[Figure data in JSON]
==========
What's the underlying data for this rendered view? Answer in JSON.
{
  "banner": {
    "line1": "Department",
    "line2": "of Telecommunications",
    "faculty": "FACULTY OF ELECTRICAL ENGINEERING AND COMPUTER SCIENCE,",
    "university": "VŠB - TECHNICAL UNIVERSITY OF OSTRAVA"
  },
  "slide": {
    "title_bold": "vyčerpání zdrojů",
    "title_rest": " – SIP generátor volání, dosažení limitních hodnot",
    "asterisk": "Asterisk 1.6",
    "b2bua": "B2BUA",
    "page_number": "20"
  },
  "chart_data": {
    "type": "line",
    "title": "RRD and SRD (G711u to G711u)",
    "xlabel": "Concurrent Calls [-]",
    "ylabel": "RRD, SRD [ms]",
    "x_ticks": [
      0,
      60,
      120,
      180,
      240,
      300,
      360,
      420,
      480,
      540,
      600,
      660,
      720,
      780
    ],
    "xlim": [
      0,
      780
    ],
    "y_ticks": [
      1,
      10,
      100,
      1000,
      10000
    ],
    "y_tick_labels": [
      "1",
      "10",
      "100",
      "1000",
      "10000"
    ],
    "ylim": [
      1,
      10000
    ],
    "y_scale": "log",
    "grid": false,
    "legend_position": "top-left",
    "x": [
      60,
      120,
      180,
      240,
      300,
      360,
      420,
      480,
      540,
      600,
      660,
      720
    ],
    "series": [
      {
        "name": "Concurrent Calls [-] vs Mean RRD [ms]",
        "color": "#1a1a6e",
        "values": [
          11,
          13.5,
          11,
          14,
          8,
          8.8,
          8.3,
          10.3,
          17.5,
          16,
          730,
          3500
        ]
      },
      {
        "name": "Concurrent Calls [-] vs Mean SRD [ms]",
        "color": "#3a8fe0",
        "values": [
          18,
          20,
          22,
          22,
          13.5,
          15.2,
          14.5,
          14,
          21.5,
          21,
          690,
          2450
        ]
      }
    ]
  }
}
==========
» THE REQUEST
Your task is to return the full listing exactly as it was given.

» CORRECT ANSWER
What's the underlying data for this rendered view? Answer in JSON.
{
  "banner": {
    "line1": "Department",
    "line2": "of Telecommunications",
    "faculty": "FACULTY OF ELECTRICAL ENGINEERING AND COMPUTER SCIENCE,",
    "university": "VŠB - TECHNICAL UNIVERSITY OF OSTRAVA"
  },
  "slide": {
    "title_bold": "vyčerpání zdrojů",
    "title_rest": " – SIP generátor volání, dosažení limitních hodnot",
    "asterisk": "Asterisk 1.6",
    "b2bua": "B2BUA",
    "page_number": "20"
  },
  "chart_data": {
    "type": "line",
    "title": "RRD and SRD (G711u to G711u)",
    "xlabel": "Concurrent Calls [-]",
    "ylabel": "RRD, SRD [ms]",
    "x_ticks": [
      0,
      60,
      120,
      180,
      240,
      300,
      360,
      420,
      480,
      540,
      600,
      660,
      720,
      780
    ],
    "xlim": [
      0,
      780
    ],
    "y_ticks": [
      1,
      10,
      100,
      1000,
      10000
    ],
    "y_tick_labels": [
      "1",
      "10",
      "100",
      "1000",
      "10000"
    ],
    "ylim": [
      1,
      10000
    ],
    "y_scale": "log",
    "grid": false,
    "legend_position": "top-left",
    "x": [
      60,
      120,
      180,
      240,
      300,
      360,
      420,
      480,
      540,
      600,
      660,
      720
    ],
    "series": [
      {
        "name": "Concurrent Calls [-] vs Mean RRD [ms]",
        "color": "#1a1a6e",
        "values": [
          11,
          13.5,
          11,
          14,
          8,
          8.8,
          8.3,
          10.3,
          17.5,
          16,
          730,
          3500
        ]
      },
      {
        "name": "Concurrent Calls [-] vs Mean SRD [ms]",
        "color": "#3a8fe0",
        "values": [
          18,
          20,
          22,
          22,
          13.5,
          15.2,
          14.5,
          14,
          21.5,
          21,
          690,
          2450
        ]
      }
    ]
  }
}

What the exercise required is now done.